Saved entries
※ ※ ※

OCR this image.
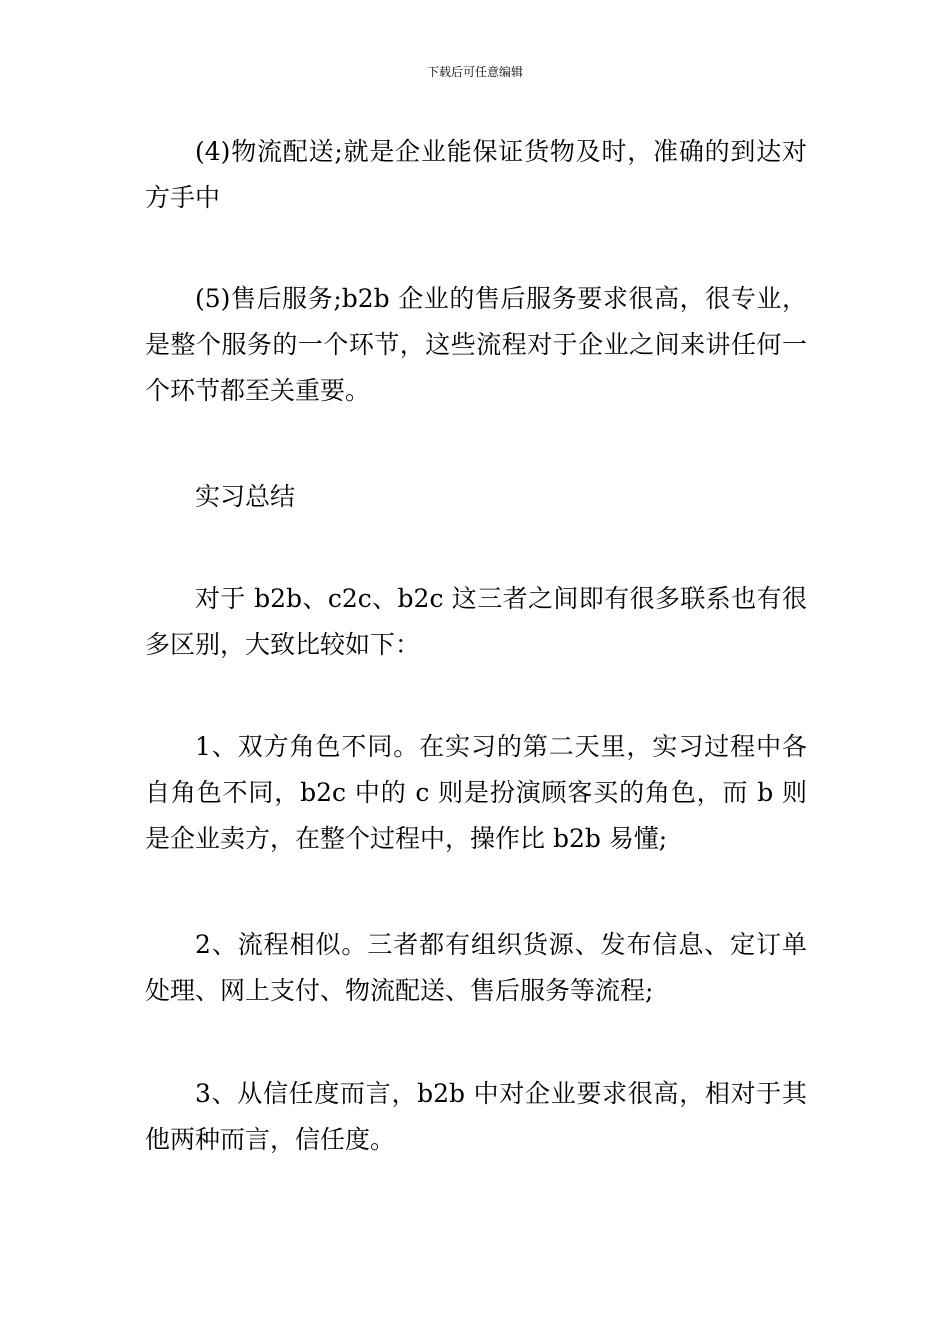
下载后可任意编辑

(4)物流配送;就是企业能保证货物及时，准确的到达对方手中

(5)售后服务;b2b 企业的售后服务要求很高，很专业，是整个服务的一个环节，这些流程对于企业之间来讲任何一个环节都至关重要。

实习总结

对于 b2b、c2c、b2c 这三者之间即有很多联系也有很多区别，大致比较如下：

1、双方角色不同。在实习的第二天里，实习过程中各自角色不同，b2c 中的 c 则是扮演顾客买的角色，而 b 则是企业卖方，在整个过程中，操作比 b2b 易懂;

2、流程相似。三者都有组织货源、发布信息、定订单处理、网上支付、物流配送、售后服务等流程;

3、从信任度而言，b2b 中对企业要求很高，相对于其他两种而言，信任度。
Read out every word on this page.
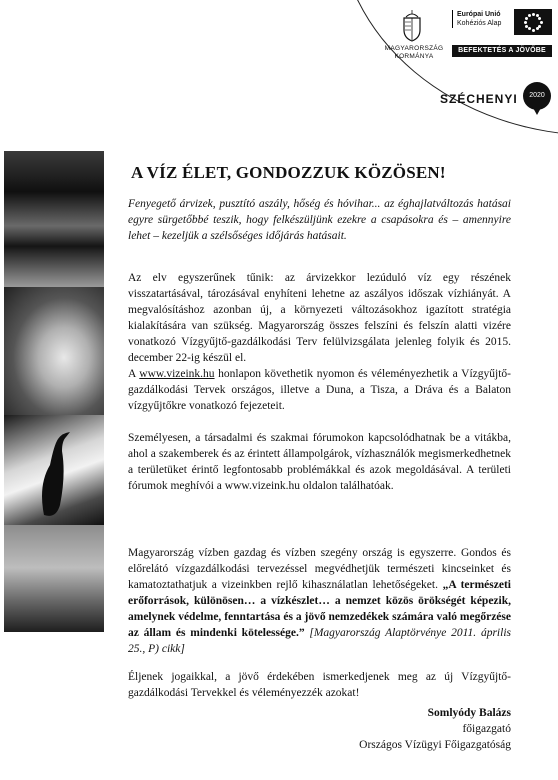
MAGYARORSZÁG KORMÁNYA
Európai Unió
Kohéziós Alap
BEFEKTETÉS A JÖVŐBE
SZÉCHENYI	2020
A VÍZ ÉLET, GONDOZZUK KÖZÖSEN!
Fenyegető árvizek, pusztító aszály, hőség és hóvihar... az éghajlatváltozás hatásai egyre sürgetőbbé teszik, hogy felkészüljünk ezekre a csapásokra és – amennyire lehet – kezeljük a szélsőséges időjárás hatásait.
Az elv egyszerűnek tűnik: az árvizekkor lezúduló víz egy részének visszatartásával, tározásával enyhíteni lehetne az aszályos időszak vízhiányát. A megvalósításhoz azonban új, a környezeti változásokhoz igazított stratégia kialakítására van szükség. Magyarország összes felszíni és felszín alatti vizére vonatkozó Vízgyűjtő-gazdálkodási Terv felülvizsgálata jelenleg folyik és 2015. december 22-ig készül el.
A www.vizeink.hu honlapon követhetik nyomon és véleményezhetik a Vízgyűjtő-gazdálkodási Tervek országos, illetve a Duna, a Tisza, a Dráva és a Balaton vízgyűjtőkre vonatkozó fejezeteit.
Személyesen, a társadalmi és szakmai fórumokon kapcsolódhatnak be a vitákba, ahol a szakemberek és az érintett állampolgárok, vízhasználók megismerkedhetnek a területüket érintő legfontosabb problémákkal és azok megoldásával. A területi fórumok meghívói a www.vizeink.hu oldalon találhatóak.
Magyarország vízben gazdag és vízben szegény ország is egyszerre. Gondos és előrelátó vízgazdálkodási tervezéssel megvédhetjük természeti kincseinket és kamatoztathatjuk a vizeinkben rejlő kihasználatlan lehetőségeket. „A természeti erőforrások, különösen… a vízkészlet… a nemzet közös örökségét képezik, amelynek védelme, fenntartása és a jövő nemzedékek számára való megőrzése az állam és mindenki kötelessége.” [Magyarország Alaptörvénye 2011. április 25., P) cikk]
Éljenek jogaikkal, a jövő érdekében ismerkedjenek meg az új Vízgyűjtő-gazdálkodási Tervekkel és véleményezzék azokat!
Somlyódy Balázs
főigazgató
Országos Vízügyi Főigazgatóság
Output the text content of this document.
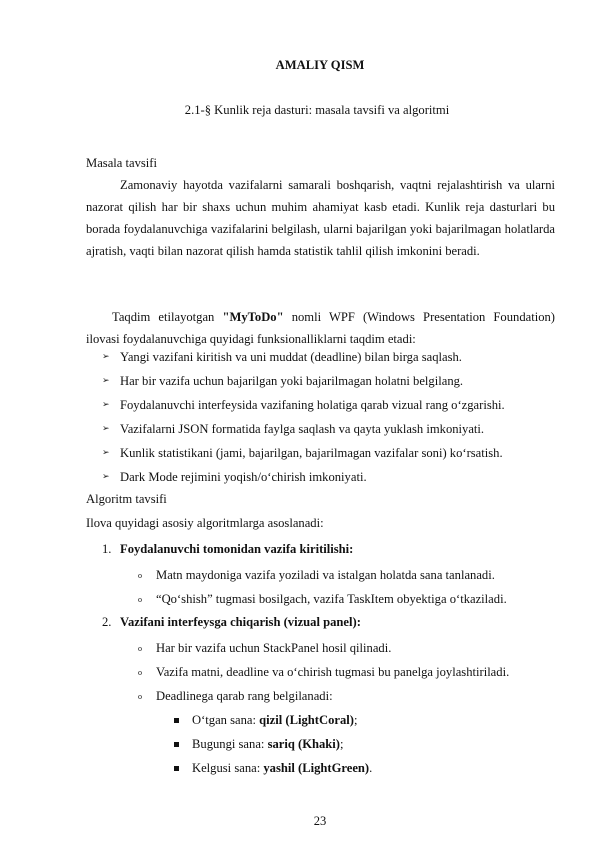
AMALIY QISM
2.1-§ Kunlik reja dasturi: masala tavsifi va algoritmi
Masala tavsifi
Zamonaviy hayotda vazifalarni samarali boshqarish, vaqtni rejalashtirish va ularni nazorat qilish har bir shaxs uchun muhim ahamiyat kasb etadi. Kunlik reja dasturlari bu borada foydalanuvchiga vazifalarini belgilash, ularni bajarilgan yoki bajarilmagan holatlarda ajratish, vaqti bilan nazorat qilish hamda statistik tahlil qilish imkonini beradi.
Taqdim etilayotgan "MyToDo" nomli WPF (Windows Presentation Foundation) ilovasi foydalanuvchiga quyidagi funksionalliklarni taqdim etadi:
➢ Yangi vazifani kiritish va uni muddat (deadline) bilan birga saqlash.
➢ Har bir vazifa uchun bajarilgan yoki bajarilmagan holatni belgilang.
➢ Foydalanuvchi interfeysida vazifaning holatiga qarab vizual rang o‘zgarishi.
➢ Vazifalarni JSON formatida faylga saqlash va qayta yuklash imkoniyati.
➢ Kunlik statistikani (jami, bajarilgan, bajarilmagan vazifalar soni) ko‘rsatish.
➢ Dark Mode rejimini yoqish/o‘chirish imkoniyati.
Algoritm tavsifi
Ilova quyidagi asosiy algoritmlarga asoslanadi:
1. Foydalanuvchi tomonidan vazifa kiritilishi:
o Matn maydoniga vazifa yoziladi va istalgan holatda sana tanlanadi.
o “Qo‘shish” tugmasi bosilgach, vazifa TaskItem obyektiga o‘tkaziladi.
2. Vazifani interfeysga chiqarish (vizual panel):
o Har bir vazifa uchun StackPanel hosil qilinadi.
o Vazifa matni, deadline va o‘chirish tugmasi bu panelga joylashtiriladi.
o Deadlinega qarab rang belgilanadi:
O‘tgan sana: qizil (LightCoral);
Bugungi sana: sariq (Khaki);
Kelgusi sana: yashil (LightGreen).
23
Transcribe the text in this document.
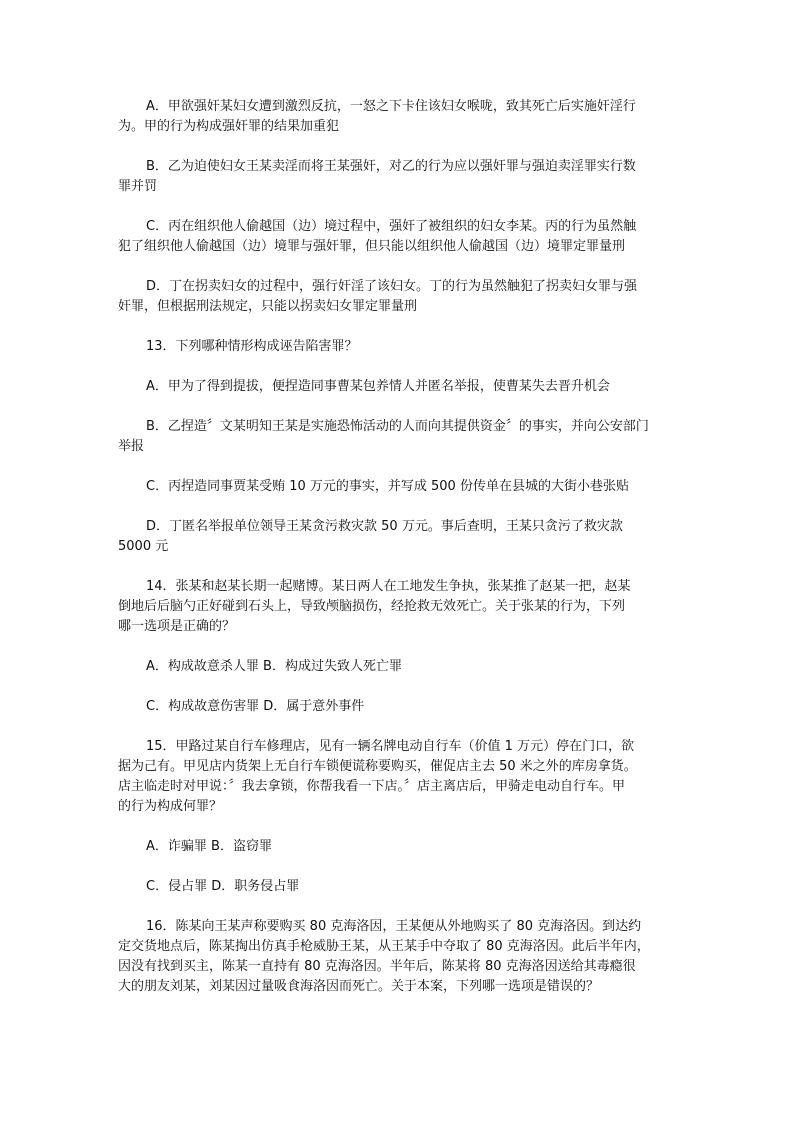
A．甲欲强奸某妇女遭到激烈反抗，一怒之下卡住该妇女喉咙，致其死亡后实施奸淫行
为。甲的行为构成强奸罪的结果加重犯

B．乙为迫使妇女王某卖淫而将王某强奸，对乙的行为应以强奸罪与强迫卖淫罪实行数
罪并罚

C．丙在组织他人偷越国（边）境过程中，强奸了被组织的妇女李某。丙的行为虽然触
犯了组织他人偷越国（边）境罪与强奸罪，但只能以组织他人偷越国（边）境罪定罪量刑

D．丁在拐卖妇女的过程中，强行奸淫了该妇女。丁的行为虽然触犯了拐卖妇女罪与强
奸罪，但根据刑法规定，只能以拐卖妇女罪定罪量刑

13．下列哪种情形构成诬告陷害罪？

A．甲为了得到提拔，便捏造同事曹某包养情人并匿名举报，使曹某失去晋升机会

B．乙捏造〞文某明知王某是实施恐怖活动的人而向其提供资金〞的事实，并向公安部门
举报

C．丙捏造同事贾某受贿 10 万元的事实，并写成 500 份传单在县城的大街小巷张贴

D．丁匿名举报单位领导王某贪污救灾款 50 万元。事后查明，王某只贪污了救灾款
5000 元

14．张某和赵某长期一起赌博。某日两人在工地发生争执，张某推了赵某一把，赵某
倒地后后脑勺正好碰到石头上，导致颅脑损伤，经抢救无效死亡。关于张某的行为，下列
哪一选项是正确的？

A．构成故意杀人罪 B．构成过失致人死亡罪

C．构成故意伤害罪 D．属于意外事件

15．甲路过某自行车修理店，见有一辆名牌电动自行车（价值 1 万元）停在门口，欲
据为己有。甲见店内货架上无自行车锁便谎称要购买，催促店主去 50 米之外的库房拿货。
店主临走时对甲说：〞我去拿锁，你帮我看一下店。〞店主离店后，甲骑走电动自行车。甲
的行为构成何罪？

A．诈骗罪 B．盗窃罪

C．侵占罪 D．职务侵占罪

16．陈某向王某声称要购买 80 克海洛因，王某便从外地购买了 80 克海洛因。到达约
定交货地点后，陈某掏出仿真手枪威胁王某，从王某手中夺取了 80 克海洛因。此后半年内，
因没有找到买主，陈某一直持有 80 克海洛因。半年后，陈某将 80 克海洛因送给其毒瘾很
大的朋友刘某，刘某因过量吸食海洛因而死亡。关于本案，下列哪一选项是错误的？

※ ※ ※

• _Required task_:
Where a line above contains the string "bajarilmagan", copy that line.

• _Expected answer_:
Zamonaviy hayotda vazifalarni samarali boshqarish, vaqtni rejalashtirish va ularni nazorat qilish har bir shaxs uchun muhim ahamiyat kasb etadi. Kunlik reja dasturlari bu borada foydalanuvchiga vazifalarini belgilash, ularni bajarilgan yoki bajarilmagan holatlarda ajratish, vaqti bilan nazorat qilish hamda statistik tahlil qilish imkonini beradi.
➢ Har bir vazifa uchun bajarilgan yoki bajarilmagan holatni belgilang.
➢ Kunlik statistikani (jami, bajarilgan, bajarilmagan vazifalar soni) ko‘rsatish.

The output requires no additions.